* TASK PROMPT
From the listing below, return each line that includes "name".

* DATA ENTRIES
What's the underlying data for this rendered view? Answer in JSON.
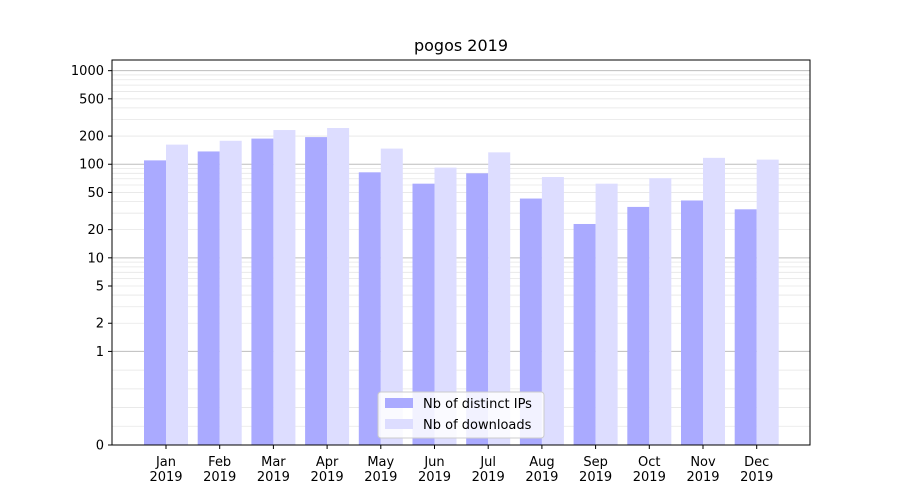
{
  "chart_data": {
    "type": "bar",
    "title": "pogos 2019",
    "xlabel": "",
    "ylabel": "",
    "y_scale": "symlog",
    "ylim": [
      0,
      1300
    ],
    "y_ticks": [
      0,
      1,
      2,
      5,
      10,
      20,
      50,
      100,
      200,
      500,
      1000
    ],
    "categories": [
      "Jan\n2019",
      "Feb\n2019",
      "Mar\n2019",
      "Apr\n2019",
      "May\n2019",
      "Jun\n2019",
      "Jul\n2019",
      "Aug\n2019",
      "Sep\n2019",
      "Oct\n2019",
      "Nov\n2019",
      "Dec\n2019"
    ],
    "series": [
      {
        "name": "Nb of distinct IPs",
        "color": "#aaaaff",
        "values": [
          110,
          137,
          188,
          195,
          82,
          62,
          80,
          43,
          23,
          35,
          41,
          33
        ]
      },
      {
        "name": "Nb of downloads",
        "color": "#ddddff",
        "values": [
          162,
          178,
          232,
          244,
          147,
          92,
          134,
          73,
          62,
          71,
          117,
          112
        ]
      }
    ],
    "grid": true,
    "legend_position": "lower-center"
  }
}
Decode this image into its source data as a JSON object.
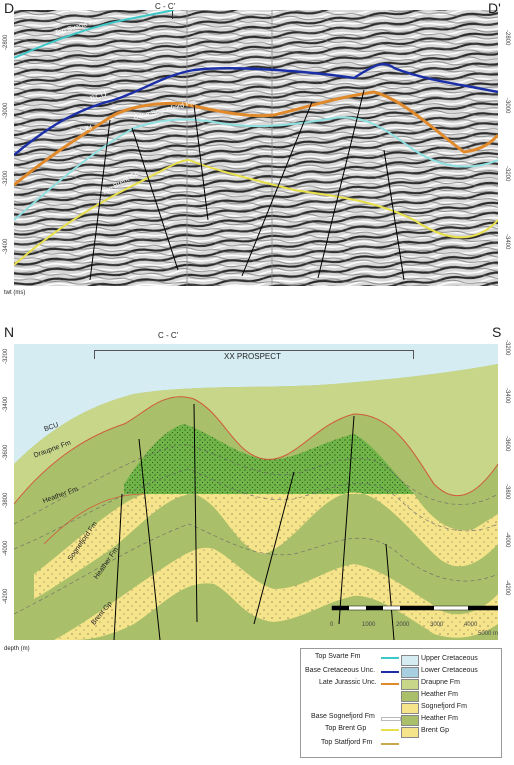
{
  "top_panel": {
    "left_label": "D",
    "right_label": "D'",
    "section_marker": "C - C'",
    "axis_label": "twt (ms)",
    "left_ticks": [
      "-2800",
      "-3000",
      "-3200",
      "-3400"
    ],
    "right_ticks": [
      "-2800",
      "-3000",
      "-3200",
      "-3400"
    ],
    "horizon_labels": {
      "svarte": "Top Svarte Fm",
      "bcu": "BCU",
      "lju": "LJU",
      "sognefjord": "Base Sognefjord Fm",
      "brent": "Top Brent Gp"
    }
  },
  "bottom_panel": {
    "left_label": "N",
    "right_label": "S",
    "section_marker": "C - C'",
    "prospect": "XX PROSPECT",
    "axis_label": "depth (m)",
    "left_ticks": [
      "-3200",
      "-3400",
      "-3600",
      "-3800",
      "-4000",
      "-4200"
    ],
    "right_ticks": [
      "-3200",
      "-3400",
      "-3600",
      "-3800",
      "-4000",
      "-4200"
    ],
    "formation_labels": {
      "bcu": "BCU",
      "draupne": "Draupne Fm",
      "heather_upper": "Heather Fm",
      "sognefjord": "Sognefjord Fm",
      "heather_lower": "Heather Fm",
      "brent": "Brent Gp"
    },
    "scale_ticks": [
      "0",
      "1000",
      "2000",
      "3000",
      "4000",
      "5000 m"
    ]
  },
  "legend": {
    "lines": [
      {
        "label": "Top Svarte Fm",
        "color": "#3ec9c9"
      },
      {
        "label": "Base Cretaceous Unc.",
        "color": "#1a2fa8"
      },
      {
        "label": "Late Jurassic Unc.",
        "color": "#e08a2c"
      },
      {
        "label": "Base Sognefjord Fm",
        "color": "#ffffff"
      },
      {
        "label": "Top Brent Gp",
        "color": "#e8e04a"
      },
      {
        "label": "Top Statfjord Fm",
        "color": "#c9a94a"
      }
    ],
    "units": [
      {
        "label": "Upper Cretaceous",
        "color": "#d6ecf3"
      },
      {
        "label": "Lower Cretaceous",
        "color": "#a8cfe0"
      },
      {
        "label": "Draupne Fm",
        "color": "#c8d68a"
      },
      {
        "label": "Heather Fm",
        "color": "#a9bf6a"
      },
      {
        "label": "Sognefjord Fm",
        "color": "#f6e48a"
      },
      {
        "label": "Heather Fm",
        "color": "#a9bf6a"
      },
      {
        "label": "Brent Gp",
        "color": "#f6e48a"
      }
    ]
  }
}
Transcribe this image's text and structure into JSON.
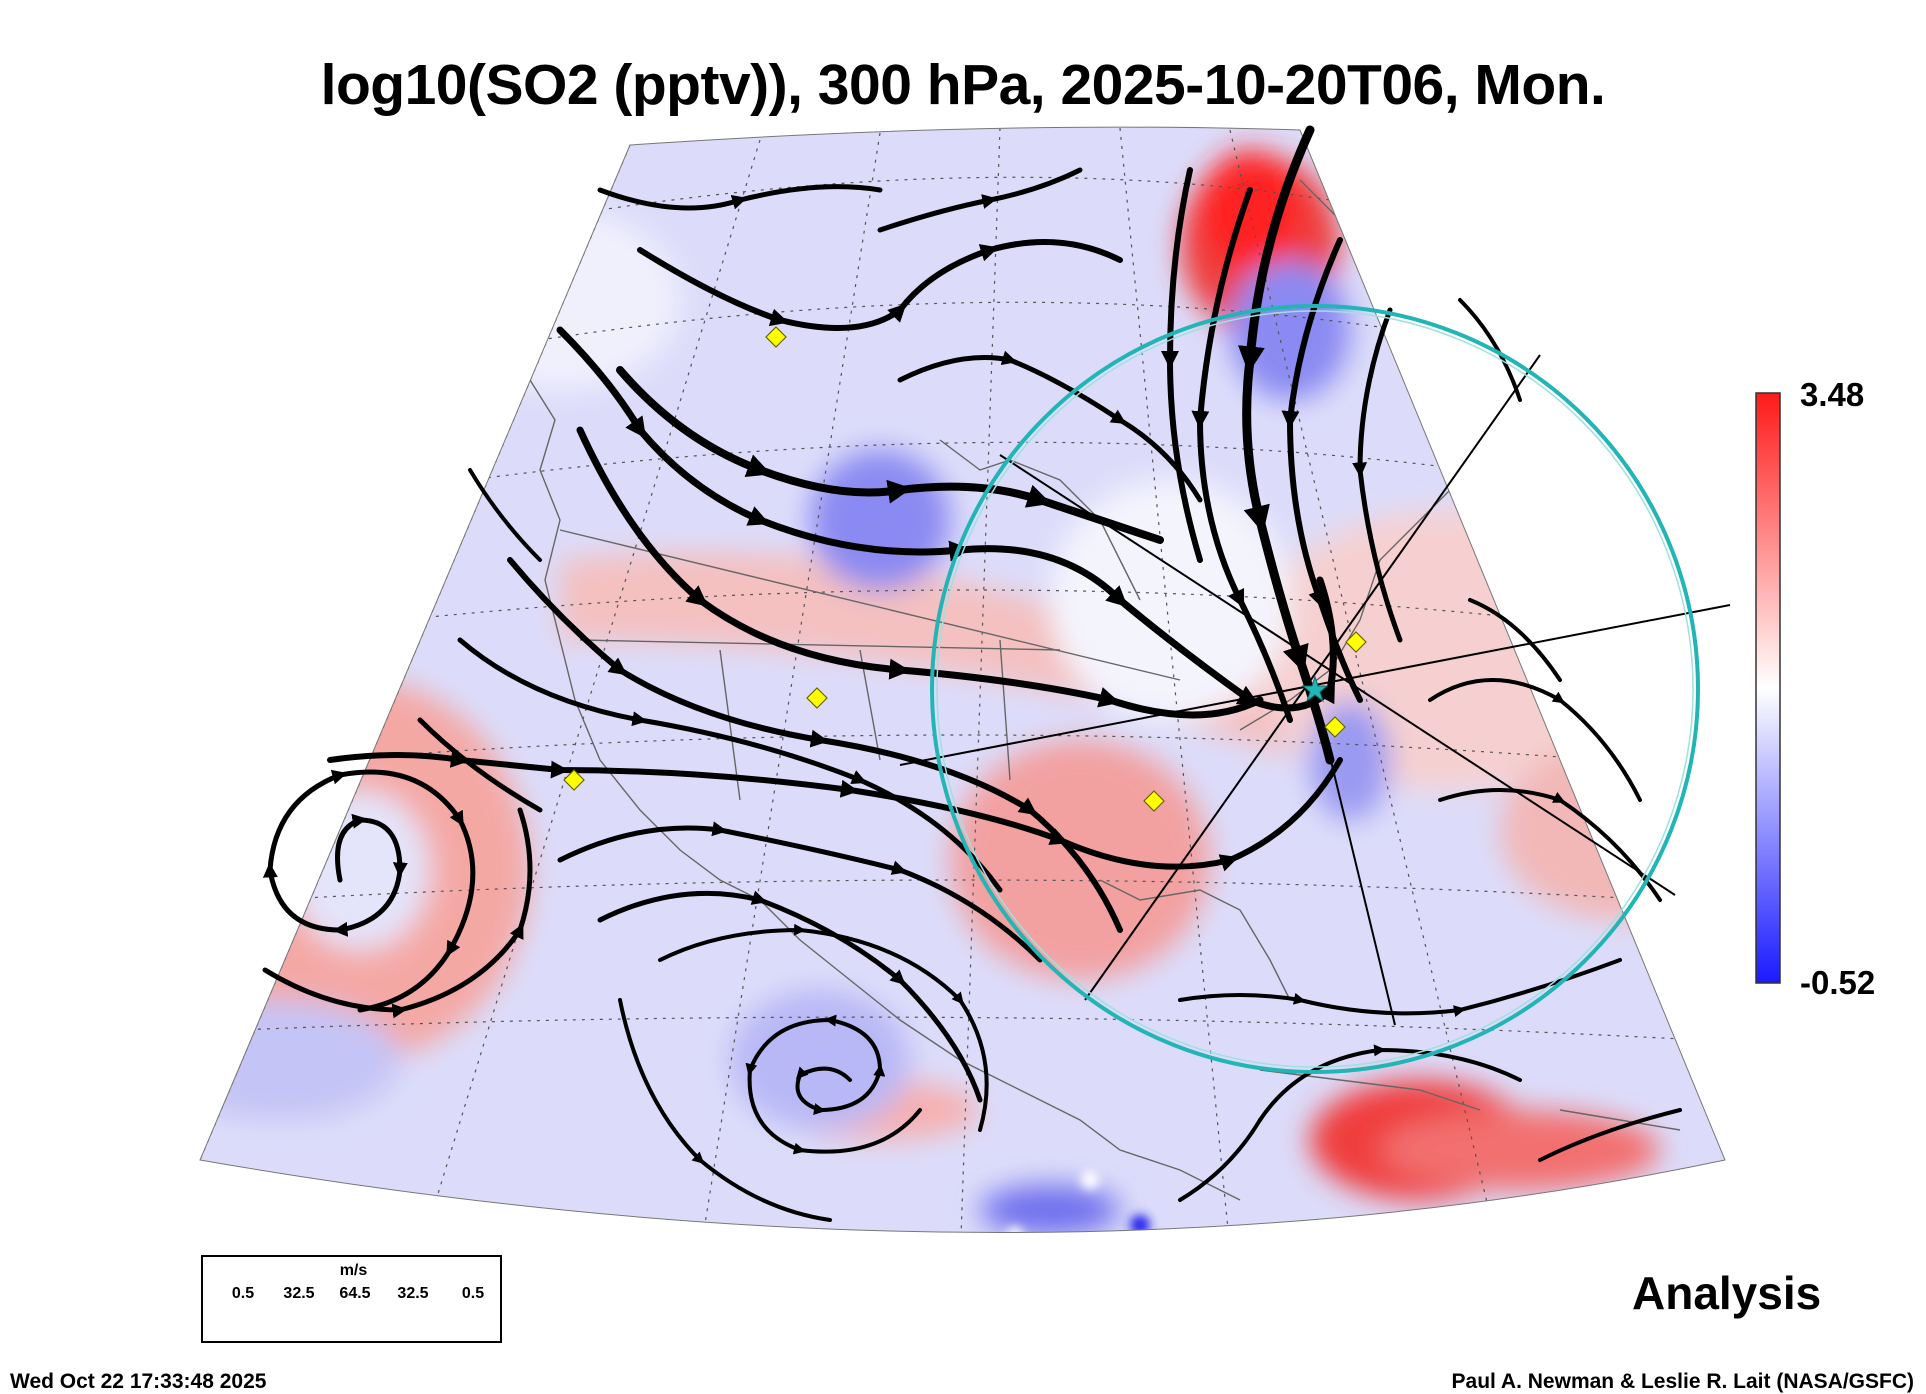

* WRITTEN ANSWER
        "name": "Nb of distinct IPs",
        "name": "Nb of downloads",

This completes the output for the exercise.